- PROMPT:
Identify all lines of the data containing the string "Guitars" and copy them.

- Entries from a dataset:
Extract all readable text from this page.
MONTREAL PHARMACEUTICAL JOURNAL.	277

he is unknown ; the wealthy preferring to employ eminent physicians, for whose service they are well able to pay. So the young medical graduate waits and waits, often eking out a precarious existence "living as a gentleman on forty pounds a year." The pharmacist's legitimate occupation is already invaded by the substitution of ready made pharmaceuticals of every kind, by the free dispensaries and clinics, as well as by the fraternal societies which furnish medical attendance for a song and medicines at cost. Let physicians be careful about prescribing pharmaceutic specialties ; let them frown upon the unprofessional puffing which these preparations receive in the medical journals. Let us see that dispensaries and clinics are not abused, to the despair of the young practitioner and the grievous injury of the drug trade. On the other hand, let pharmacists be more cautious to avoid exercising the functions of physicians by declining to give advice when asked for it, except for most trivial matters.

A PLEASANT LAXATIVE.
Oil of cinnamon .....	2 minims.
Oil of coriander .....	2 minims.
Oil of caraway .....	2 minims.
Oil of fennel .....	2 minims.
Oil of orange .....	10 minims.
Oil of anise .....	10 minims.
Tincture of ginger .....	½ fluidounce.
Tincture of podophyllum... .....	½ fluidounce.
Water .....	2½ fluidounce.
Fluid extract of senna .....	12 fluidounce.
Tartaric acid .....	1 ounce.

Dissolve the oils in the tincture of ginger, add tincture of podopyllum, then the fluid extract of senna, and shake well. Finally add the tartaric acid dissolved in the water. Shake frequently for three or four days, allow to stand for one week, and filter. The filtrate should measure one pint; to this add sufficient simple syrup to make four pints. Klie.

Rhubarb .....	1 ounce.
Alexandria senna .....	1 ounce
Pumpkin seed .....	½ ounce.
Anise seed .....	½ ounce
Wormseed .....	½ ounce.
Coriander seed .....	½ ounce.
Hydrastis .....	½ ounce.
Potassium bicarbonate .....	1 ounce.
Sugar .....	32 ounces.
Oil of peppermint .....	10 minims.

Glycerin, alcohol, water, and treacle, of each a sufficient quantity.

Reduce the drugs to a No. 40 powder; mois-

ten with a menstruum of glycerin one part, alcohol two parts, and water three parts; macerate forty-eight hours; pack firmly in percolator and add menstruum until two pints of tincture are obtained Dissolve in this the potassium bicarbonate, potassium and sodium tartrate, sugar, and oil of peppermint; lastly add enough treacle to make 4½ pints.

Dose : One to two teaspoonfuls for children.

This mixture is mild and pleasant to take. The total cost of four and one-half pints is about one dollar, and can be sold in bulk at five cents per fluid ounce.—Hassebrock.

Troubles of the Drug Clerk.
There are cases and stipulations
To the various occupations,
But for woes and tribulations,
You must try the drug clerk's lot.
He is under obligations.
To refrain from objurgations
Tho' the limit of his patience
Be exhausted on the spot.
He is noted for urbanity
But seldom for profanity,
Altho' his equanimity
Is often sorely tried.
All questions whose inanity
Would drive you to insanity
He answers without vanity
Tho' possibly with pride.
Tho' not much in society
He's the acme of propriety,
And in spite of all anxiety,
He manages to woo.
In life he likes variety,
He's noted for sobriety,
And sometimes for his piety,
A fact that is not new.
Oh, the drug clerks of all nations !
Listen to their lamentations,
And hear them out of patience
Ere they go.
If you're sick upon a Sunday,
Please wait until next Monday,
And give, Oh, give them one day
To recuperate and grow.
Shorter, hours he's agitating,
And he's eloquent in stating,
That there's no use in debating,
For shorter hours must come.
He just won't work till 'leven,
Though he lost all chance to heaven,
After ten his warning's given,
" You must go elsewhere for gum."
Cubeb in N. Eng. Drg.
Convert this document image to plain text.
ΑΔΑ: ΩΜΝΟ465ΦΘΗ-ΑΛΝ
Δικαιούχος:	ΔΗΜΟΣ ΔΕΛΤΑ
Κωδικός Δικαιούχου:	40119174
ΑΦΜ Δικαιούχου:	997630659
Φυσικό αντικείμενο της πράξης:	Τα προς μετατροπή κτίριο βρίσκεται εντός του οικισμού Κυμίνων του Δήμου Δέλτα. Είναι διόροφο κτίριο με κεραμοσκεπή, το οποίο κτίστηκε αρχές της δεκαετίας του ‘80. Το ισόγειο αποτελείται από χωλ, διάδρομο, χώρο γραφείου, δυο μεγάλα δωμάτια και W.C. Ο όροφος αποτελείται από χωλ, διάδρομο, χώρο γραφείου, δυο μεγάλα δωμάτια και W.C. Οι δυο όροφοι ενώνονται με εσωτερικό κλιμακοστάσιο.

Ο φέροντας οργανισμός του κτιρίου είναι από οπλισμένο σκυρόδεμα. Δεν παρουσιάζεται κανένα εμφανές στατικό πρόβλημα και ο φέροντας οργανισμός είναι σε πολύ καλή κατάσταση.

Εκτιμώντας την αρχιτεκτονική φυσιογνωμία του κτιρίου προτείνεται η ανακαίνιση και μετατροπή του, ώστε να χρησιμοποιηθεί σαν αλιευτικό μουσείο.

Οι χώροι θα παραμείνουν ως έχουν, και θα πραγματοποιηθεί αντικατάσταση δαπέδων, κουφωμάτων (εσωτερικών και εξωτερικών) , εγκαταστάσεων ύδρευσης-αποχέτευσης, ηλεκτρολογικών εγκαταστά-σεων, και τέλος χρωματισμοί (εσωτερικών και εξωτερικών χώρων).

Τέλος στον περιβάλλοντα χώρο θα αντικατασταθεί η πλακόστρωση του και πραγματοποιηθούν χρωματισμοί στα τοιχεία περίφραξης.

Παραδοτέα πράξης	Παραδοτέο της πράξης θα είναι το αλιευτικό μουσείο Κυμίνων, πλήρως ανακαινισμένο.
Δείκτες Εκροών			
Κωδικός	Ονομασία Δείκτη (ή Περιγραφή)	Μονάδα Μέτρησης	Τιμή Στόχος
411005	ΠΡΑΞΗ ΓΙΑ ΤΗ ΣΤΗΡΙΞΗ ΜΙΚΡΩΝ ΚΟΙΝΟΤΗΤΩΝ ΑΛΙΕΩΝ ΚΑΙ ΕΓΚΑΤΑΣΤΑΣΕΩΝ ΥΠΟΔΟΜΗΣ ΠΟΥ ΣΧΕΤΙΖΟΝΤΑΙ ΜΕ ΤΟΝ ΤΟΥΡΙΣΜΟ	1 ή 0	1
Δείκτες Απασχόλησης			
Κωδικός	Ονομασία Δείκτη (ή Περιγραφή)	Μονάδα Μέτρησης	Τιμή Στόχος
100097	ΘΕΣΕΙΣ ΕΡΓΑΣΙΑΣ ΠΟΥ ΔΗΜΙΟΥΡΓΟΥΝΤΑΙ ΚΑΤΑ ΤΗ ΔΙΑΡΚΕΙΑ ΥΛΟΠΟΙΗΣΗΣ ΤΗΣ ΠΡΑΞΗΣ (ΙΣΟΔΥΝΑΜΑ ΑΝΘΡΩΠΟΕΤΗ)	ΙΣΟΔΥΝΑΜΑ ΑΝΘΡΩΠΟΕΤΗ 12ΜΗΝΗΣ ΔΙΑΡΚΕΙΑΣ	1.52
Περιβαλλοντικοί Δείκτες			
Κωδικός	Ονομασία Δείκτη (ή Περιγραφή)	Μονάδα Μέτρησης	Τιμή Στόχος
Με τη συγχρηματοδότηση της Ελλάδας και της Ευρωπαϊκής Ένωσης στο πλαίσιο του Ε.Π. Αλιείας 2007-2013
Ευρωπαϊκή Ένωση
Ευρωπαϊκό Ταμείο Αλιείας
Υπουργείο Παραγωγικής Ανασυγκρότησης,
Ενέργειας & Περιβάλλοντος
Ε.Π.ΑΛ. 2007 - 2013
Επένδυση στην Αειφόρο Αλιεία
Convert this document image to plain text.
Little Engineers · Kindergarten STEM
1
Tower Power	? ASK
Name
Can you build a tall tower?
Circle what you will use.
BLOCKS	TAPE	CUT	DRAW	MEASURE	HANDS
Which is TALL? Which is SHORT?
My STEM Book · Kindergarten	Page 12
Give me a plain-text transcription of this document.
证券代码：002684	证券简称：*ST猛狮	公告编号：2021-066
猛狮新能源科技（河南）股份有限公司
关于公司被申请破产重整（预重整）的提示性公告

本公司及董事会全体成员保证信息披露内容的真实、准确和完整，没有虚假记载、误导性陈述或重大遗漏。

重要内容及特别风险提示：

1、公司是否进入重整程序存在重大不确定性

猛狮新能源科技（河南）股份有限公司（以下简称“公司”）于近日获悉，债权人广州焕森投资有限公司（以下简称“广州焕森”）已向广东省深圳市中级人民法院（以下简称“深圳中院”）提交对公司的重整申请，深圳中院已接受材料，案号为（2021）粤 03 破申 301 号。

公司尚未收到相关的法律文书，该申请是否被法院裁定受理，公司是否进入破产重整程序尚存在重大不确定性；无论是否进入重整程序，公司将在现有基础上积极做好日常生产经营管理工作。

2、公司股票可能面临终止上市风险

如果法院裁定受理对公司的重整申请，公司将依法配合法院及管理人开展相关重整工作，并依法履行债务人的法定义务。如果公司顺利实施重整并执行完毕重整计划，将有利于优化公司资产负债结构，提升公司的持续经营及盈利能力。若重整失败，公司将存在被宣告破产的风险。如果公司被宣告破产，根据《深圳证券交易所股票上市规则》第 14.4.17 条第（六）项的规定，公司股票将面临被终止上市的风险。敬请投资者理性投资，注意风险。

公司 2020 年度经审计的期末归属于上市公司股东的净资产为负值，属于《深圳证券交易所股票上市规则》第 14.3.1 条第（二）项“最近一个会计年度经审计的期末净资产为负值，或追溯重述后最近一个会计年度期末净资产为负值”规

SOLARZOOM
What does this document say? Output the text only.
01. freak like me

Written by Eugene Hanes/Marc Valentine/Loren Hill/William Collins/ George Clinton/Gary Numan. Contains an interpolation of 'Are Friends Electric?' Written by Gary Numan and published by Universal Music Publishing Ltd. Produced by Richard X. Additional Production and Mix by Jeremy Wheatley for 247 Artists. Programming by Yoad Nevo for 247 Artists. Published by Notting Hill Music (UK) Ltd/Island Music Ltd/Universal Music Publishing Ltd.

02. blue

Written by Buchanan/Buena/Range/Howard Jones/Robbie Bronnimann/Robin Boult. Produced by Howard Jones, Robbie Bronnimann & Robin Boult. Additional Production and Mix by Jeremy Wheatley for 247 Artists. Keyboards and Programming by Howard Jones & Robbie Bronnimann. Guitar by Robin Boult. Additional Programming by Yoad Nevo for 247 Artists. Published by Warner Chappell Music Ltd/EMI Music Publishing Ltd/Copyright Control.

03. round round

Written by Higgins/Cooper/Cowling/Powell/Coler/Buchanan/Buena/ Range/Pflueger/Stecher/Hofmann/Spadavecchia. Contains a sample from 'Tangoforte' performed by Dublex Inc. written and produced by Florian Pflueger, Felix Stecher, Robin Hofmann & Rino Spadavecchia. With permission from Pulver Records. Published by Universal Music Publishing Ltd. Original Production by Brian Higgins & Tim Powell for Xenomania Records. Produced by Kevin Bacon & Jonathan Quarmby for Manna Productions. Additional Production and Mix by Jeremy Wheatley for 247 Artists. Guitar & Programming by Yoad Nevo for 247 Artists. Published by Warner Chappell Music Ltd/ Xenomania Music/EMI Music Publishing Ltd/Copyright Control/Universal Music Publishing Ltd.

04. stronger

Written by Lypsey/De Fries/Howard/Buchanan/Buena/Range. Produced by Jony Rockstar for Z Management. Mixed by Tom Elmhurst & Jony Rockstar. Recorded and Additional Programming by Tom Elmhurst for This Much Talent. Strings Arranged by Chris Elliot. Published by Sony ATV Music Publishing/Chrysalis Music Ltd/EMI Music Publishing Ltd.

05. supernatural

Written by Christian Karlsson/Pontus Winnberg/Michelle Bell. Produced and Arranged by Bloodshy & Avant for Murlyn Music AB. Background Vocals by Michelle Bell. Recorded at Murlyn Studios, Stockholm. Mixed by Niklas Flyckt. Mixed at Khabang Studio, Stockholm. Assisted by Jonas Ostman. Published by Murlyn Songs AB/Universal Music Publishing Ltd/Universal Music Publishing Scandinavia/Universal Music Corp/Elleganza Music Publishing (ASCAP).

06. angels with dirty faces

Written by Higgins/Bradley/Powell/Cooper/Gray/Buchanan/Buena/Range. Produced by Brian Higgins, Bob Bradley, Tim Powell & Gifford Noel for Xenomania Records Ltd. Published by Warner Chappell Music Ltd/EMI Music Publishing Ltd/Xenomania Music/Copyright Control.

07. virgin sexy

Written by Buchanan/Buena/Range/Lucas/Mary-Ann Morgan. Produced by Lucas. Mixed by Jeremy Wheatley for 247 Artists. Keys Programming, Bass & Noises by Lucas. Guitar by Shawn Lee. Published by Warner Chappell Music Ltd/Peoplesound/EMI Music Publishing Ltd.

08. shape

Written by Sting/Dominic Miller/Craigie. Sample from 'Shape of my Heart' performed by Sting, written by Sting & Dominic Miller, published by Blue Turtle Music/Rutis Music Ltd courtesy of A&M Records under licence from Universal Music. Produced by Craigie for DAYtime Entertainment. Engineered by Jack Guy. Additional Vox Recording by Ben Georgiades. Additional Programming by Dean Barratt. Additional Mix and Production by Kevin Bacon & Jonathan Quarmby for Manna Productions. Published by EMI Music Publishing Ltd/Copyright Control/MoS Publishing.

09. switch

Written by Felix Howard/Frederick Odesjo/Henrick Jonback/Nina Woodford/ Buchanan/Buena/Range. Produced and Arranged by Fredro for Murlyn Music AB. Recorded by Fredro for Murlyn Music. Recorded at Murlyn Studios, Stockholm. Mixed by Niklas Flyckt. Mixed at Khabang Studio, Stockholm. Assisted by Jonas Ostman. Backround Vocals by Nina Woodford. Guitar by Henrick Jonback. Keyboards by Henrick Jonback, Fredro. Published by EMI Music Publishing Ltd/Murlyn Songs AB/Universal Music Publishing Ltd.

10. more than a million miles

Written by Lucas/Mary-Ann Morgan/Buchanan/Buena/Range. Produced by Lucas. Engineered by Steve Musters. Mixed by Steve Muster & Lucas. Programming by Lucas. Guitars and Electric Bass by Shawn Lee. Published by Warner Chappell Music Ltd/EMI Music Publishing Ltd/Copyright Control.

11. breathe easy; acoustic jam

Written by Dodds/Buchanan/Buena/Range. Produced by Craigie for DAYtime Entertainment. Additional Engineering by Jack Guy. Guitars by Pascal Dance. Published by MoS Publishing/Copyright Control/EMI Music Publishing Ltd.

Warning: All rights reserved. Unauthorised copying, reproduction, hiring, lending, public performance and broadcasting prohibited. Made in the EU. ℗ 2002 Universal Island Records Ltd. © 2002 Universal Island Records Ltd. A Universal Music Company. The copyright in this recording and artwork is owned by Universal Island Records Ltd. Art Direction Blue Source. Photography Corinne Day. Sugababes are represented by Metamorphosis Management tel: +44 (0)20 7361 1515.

- EXERCISE RESPONSE:
Written by Lucas/Mary-Ann Morgan/Buchanan/Buena/Range. Produced by Lucas. Engineered by Steve Musters. Mixed by Steve Muster & Lucas. Programming by Lucas. Guitars and Electric Bass by Shawn Lee. Published by Warner Chappell Music Ltd/EMI Music Publishing Ltd/Copyright Control.
Written by Dodds/Buchanan/Buena/Range. Produced by Craigie for DAYtime Entertainment. Additional Engineering by Jack Guy. Guitars by Pascal Dance. Published by MoS Publishing/Copyright Control/EMI Music Publishing Ltd.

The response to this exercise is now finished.